**Aim**
Extract everything from the line containing "- cell-gdp[interactable]: 3593: [96, 352, 217, 386]" down to the line containing "- cell-value: 47298: [488, 427, 533, 443]", including both, and reproduce those lines exactly.

**Data for the task**
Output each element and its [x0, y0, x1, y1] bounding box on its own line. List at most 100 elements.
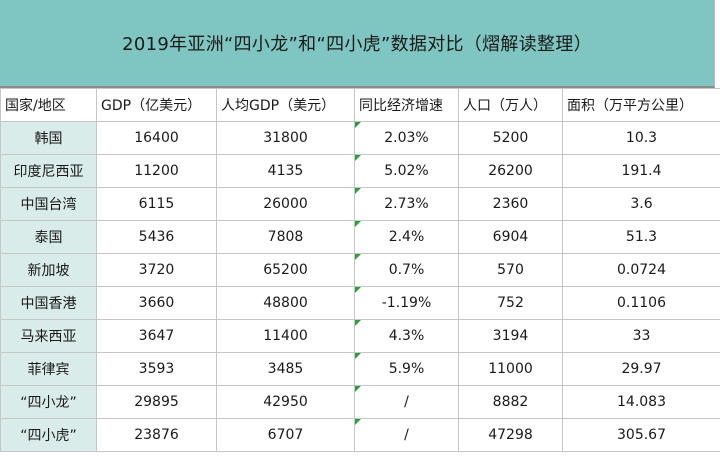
- cell-gdp[interactable]: 3593: [96, 352, 217, 386]
- title-cell[interactable]: 2019年亚洲“四小龙”和“四小虎”数据对比（熠解读整理）: [0, 0, 715, 88]
- cell-gdp-per-capita[interactable]: 11400: [216, 319, 355, 353]
- cell-growth-rate[interactable]: 2.03%: [354, 121, 459, 155]
- cell-growth-rate[interactable]: 5.02%: [354, 154, 459, 188]
- cell-population[interactable]: 2360: [458, 187, 563, 221]
- cell-area[interactable]: 0.1106: [562, 286, 720, 320]
- table-row: 新加坡 3720 65200 0.7% 570 0.0724: [0, 253, 720, 287]
- cell-value: 47298: [488, 427, 533, 443]
- cell-gdp-per-capita[interactable]: 3485: [216, 352, 355, 386]
- cell-gdp-per-capita[interactable]: 4135: [216, 154, 355, 188]
- cell-area[interactable]: 51.3: [562, 220, 720, 254]
- cell-growth-rate[interactable]: 2.73%: [354, 187, 459, 221]
- cell-value: 305.67: [617, 427, 666, 443]
- cell-value: 新加坡: [27, 263, 70, 279]
- cell-region[interactable]: 韩国: [0, 121, 97, 155]
- cell-value: 11000: [488, 361, 533, 377]
- cell-gdp[interactable]: 16400: [96, 121, 217, 155]
- cell-area[interactable]: 33: [562, 319, 720, 353]
- cell-gdp-per-capita[interactable]: 48800: [216, 286, 355, 320]
- header-gdp[interactable]: GDP（亿美元）: [96, 88, 217, 122]
- cell-gdp[interactable]: 6115: [96, 187, 217, 221]
- cell-gdp-per-capita[interactable]: 42950: [216, 385, 355, 419]
- cell-value: 3194: [492, 328, 529, 344]
- comment-marker-icon: [355, 155, 361, 161]
- cell-region[interactable]: 中国台湾: [0, 187, 97, 221]
- cell-value: 6115: [138, 196, 175, 212]
- cell-area[interactable]: 29.97: [562, 352, 720, 386]
- cell-gdp[interactable]: 11200: [96, 154, 217, 188]
- cell-region[interactable]: 菲律宾: [0, 352, 97, 386]
- cell-area[interactable]: 305.67: [562, 418, 720, 452]
- cell-value: 29.97: [621, 361, 662, 377]
- header-population[interactable]: 人口（万人）: [458, 88, 563, 122]
- cell-region[interactable]: 马来西亚: [0, 319, 97, 353]
- cell-population[interactable]: 3194: [458, 319, 563, 353]
- cell-growth-rate[interactable]: -1.19%: [354, 286, 459, 320]
- cell-region[interactable]: “四小虎”: [0, 418, 97, 452]
- table-row: 中国香港 3660 48800 -1.19% 752 0.1106: [0, 286, 720, 320]
- cell-gdp-per-capita[interactable]: 31800: [216, 121, 355, 155]
- cell-gdp[interactable]: 3647: [96, 319, 217, 353]
- cell-value: 4135: [267, 163, 304, 179]
- header-gdp-per-capita[interactable]: 人均GDP（美元）: [216, 88, 355, 122]
- cell-value: /: [404, 394, 409, 410]
- cell-value: 印度尼西亚: [13, 164, 84, 180]
- cell-value: 3660: [138, 295, 175, 311]
- cell-region[interactable]: 泰国: [0, 220, 97, 254]
- cell-value: 泰国: [34, 230, 63, 246]
- cell-growth-rate[interactable]: 5.9%: [354, 352, 459, 386]
- comment-marker-icon: [355, 221, 361, 227]
- cell-population[interactable]: 47298: [458, 418, 563, 452]
- comment-marker-icon: [355, 122, 361, 128]
- cell-population[interactable]: 8882: [458, 385, 563, 419]
- cell-area[interactable]: 3.6: [562, 187, 720, 221]
- cell-population[interactable]: 752: [458, 286, 563, 320]
- cell-population[interactable]: 26200: [458, 154, 563, 188]
- cell-gdp-per-capita[interactable]: 7808: [216, 220, 355, 254]
- table-row: 泰国 5436 7808 2.4% 6904 51.3: [0, 220, 720, 254]
- cell-value: 5200: [492, 130, 529, 146]
- table-row: 韩国 16400 31800 2.03% 5200 10.3: [0, 121, 720, 155]
- cell-value: 3.6: [630, 196, 653, 212]
- cell-value: 3647: [138, 328, 175, 344]
- cell-growth-rate[interactable]: 2.4%: [354, 220, 459, 254]
- cell-value: 11200: [134, 163, 179, 179]
- cell-gdp[interactable]: 3660: [96, 286, 217, 320]
- cell-gdp-per-capita[interactable]: 26000: [216, 187, 355, 221]
- cell-growth-rate[interactable]: /: [354, 418, 459, 452]
- cell-gdp[interactable]: 5436: [96, 220, 217, 254]
- comment-marker-icon: [355, 419, 361, 425]
- cell-population[interactable]: 11000: [458, 352, 563, 386]
- cell-gdp[interactable]: 29895: [96, 385, 217, 419]
- cell-region[interactable]: 新加坡: [0, 253, 97, 287]
- cell-value: 2.4%: [388, 229, 425, 245]
- cell-area[interactable]: 14.083: [562, 385, 720, 419]
- cell-growth-rate[interactable]: 0.7%: [354, 253, 459, 287]
- header-growth-rate[interactable]: 同比经济增速: [354, 88, 459, 122]
- comment-marker-icon: [355, 188, 361, 194]
- cell-value: 6904: [492, 229, 529, 245]
- cell-population[interactable]: 5200: [458, 121, 563, 155]
- cell-gdp-per-capita[interactable]: 6707: [216, 418, 355, 452]
- cell-value: “四小虎”: [20, 428, 77, 444]
- cell-area[interactable]: 0.0724: [562, 253, 720, 287]
- header-area[interactable]: 面积（万平方公里）: [562, 88, 720, 122]
- cell-value: 42950: [263, 394, 308, 410]
- cell-value: 0.7%: [388, 262, 425, 278]
- cell-growth-rate[interactable]: 4.3%: [354, 319, 459, 353]
- cell-gdp[interactable]: 3720: [96, 253, 217, 287]
- cell-gdp-per-capita[interactable]: 65200: [216, 253, 355, 287]
- cell-population[interactable]: 6904: [458, 220, 563, 254]
- cell-growth-rate[interactable]: /: [354, 385, 459, 419]
- cell-value: 0.1106: [617, 295, 666, 311]
- cell-gdp[interactable]: 23876: [96, 418, 217, 452]
- cell-area[interactable]: 191.4: [562, 154, 720, 188]
- cell-area[interactable]: 10.3: [562, 121, 720, 155]
- cell-region[interactable]: 印度尼西亚: [0, 154, 97, 188]
- cell-value: 29895: [134, 394, 179, 410]
- cell-population[interactable]: 570: [458, 253, 563, 287]
- header-region[interactable]: 国家/地区: [0, 88, 97, 122]
- table-title: 2019年亚洲“四小龙”和“四小虎”数据对比（熠解读整理）: [122, 34, 592, 55]
- cell-region[interactable]: 中国香港: [0, 286, 97, 320]
- cell-region[interactable]: “四小龙”: [0, 385, 97, 419]
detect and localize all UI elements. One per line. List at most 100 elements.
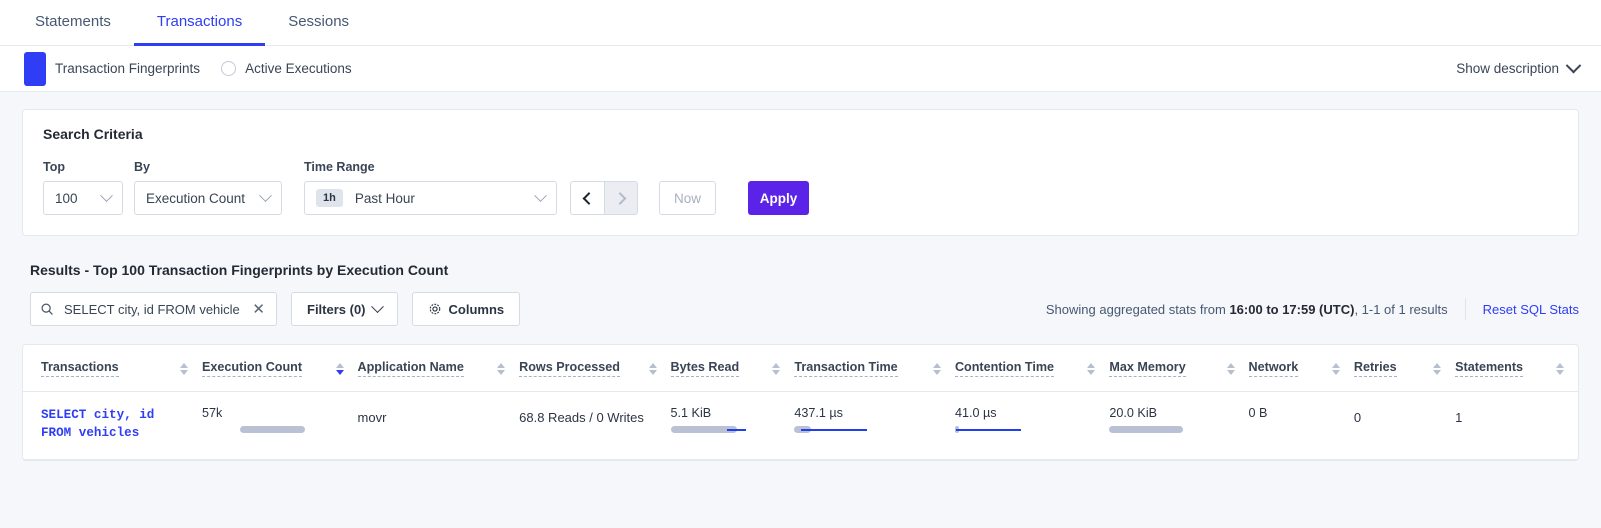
column-header-application-name[interactable]: Application Name	[357, 345, 520, 392]
column-header-contention-time-label: Contention Time	[954, 360, 1055, 377]
column-header-bytes-read-label: Bytes Read	[670, 360, 740, 377]
clear-search-icon[interactable]: ✕	[252, 300, 265, 318]
column-header-statements[interactable]: Statements	[1455, 345, 1578, 392]
cell-retries: 0	[1353, 410, 1362, 425]
column-header-transactions[interactable]: Transactions	[23, 345, 202, 392]
gear-icon	[429, 303, 440, 315]
table-row[interactable]: SELECT city, id FROM vehicles 57k movr 6…	[23, 392, 1578, 460]
showing-stats-text: Showing aggregated stats from 16:00 to 1…	[1046, 302, 1448, 317]
cell-contention-time: 41.0 µs	[954, 392, 1109, 460]
column-header-network[interactable]: Network	[1248, 345, 1354, 392]
sort-toggle-transactions[interactable]	[180, 362, 189, 375]
tab-sessions-label: Sessions	[288, 13, 350, 30]
columns-button[interactable]: Columns	[411, 292, 521, 326]
search-input-wrapper[interactable]: ✕	[30, 292, 277, 326]
view-mode-row: Transaction Fingerprints Active Executio…	[0, 46, 1601, 92]
results-table-card: Transactions Execution Count Application…	[22, 344, 1579, 461]
radio-unselected-icon	[221, 61, 237, 76]
column-header-execution-count[interactable]: Execution Count	[202, 345, 358, 392]
column-header-network-label: Network	[1248, 360, 1299, 377]
previous-period-button[interactable]	[570, 181, 604, 215]
by-value: Execution Count	[146, 190, 246, 206]
results-meta: Showing aggregated stats from 16:00 to 1…	[1046, 298, 1579, 320]
top-label: Top	[43, 160, 65, 174]
chevron-down-icon	[1565, 57, 1582, 74]
cell-execution-count: 57k	[202, 392, 358, 460]
column-header-max-memory-label: Max Memory	[1109, 360, 1186, 377]
sort-toggle-network[interactable]	[1331, 362, 1340, 375]
showing-range: 16:00 to 17:59 (UTC)	[1229, 301, 1355, 317]
cell-bytes-read: 5.1 KiB	[670, 392, 795, 460]
cell-statements: 1	[1455, 410, 1463, 425]
results-toolbar: ✕ Filters (0) Columns Showing aggregated…	[22, 292, 1579, 326]
now-button-label: Now	[673, 190, 701, 206]
reset-sql-stats-link[interactable]: Reset SQL Stats	[1482, 301, 1579, 317]
column-header-retries[interactable]: Retries	[1353, 345, 1455, 392]
view-mode-radio-group: Transaction Fingerprints Active Executio…	[24, 51, 352, 86]
top-select[interactable]: 100	[43, 181, 123, 215]
sort-toggle-execution-count[interactable]	[335, 362, 344, 375]
showing-prefix: Showing aggregated stats from	[1045, 301, 1230, 317]
filters-button[interactable]: Filters (0)	[291, 292, 398, 326]
max-memory-bar	[1109, 426, 1184, 433]
bytes-read-bar	[670, 426, 746, 433]
column-header-execution-count-label: Execution Count	[202, 360, 303, 377]
radio-active-executions[interactable]: Active Executions	[221, 61, 352, 76]
cell-network: 0 B	[1249, 392, 1354, 460]
sort-toggle-retries[interactable]	[1433, 362, 1442, 375]
tab-sessions[interactable]: Sessions	[265, 0, 372, 46]
transaction-line-1: SELECT city, id	[41, 408, 155, 422]
search-criteria-fields: Top 100 By Execution Count Time Range 1h…	[43, 160, 1558, 215]
time-range-stepper	[570, 181, 638, 215]
column-header-statements-label: Statements	[1455, 360, 1524, 377]
sort-toggle-application-name[interactable]	[497, 362, 506, 375]
sort-toggle-max-memory[interactable]	[1226, 362, 1235, 375]
chevron-right-icon	[613, 191, 626, 205]
column-header-contention-time[interactable]: Contention Time	[954, 345, 1109, 392]
execution-count-value: 57k	[202, 406, 223, 420]
next-period-button[interactable]	[604, 181, 638, 215]
by-select[interactable]: Execution Count	[134, 181, 282, 215]
transaction-link[interactable]: SELECT city, id FROM vehicles	[41, 406, 202, 443]
main-tab-bar: Statements Transactions Sessions	[0, 0, 1601, 46]
apply-button-label: Apply	[759, 190, 798, 206]
sort-toggle-statements[interactable]	[1556, 362, 1564, 375]
top-field: Top 100	[43, 160, 123, 215]
column-header-transaction-time[interactable]: Transaction Time	[794, 345, 955, 392]
column-header-rows-processed[interactable]: Rows Processed	[519, 345, 670, 392]
chevron-down-icon	[100, 188, 113, 202]
column-header-max-memory[interactable]: Max Memory	[1109, 345, 1248, 392]
chevron-left-icon	[582, 191, 596, 205]
time-range-select[interactable]: 1h Past Hour	[304, 181, 557, 215]
sort-toggle-bytes-read[interactable]	[772, 362, 781, 375]
search-criteria-title: Search Criteria	[43, 126, 143, 142]
now-button[interactable]: Now	[659, 181, 716, 215]
cell-max-memory: 20.0 KiB	[1109, 392, 1248, 460]
radio-selected-icon	[24, 51, 46, 86]
results-title: Results - Top 100 Transaction Fingerprin…	[30, 262, 449, 278]
tab-transactions[interactable]: Transactions	[133, 0, 266, 46]
apply-button[interactable]: Apply	[748, 181, 809, 215]
column-header-transaction-time-label: Transaction Time	[794, 360, 898, 377]
meta-divider	[1464, 298, 1466, 320]
transaction-time-value: 437.1 µs	[794, 406, 843, 420]
show-description-label: Show description	[1456, 61, 1559, 76]
cell-rows-processed: 68.8 Reads / 0 Writes	[519, 410, 644, 425]
by-label: By	[134, 160, 150, 174]
sort-toggle-contention-time[interactable]	[1087, 362, 1096, 375]
columns-button-label: Columns	[448, 301, 505, 317]
show-description-toggle[interactable]: Show description	[1456, 57, 1582, 76]
column-header-transactions-label: Transactions	[41, 360, 119, 377]
search-input[interactable]	[62, 300, 243, 318]
table-header-row: Transactions Execution Count Application…	[23, 345, 1578, 392]
filters-button-label: Filters (0)	[307, 301, 366, 317]
tab-transactions-label: Transactions	[156, 13, 243, 30]
tab-statements[interactable]: Statements	[12, 0, 134, 46]
column-header-bytes-read[interactable]: Bytes Read	[670, 345, 795, 392]
sort-toggle-rows-processed[interactable]	[648, 362, 657, 375]
by-field: By Execution Count	[134, 160, 282, 215]
radio-transaction-fingerprints[interactable]: Transaction Fingerprints	[24, 51, 200, 86]
sort-toggle-transaction-time[interactable]	[932, 362, 941, 375]
chevron-down-icon	[534, 188, 547, 202]
chevron-down-icon	[370, 299, 384, 313]
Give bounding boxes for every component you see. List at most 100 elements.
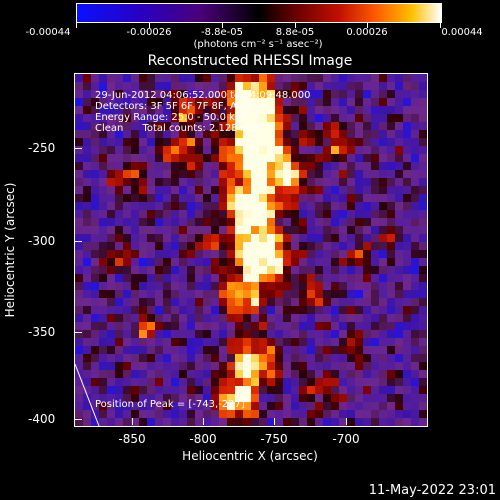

**Full response**
- cell-gdp[interactable]: 3593: [96, 352, 217, 386]
- title-cell[interactable]: 2019年亚洲“四小龙”和“四小虎”数据对比（熠解读整理）: [0, 0, 715, 88]
- cell-gdp-per-capita[interactable]: 11400: [216, 319, 355, 353]
- cell-growth-rate[interactable]: 2.03%: [354, 121, 459, 155]
- cell-growth-rate[interactable]: 5.02%: [354, 154, 459, 188]
- cell-population[interactable]: 2360: [458, 187, 563, 221]
- cell-area[interactable]: 0.1106: [562, 286, 720, 320]
- table-row: 新加坡 3720 65200 0.7% 570 0.0724: [0, 253, 720, 287]
- cell-value: 47298: [488, 427, 533, 443]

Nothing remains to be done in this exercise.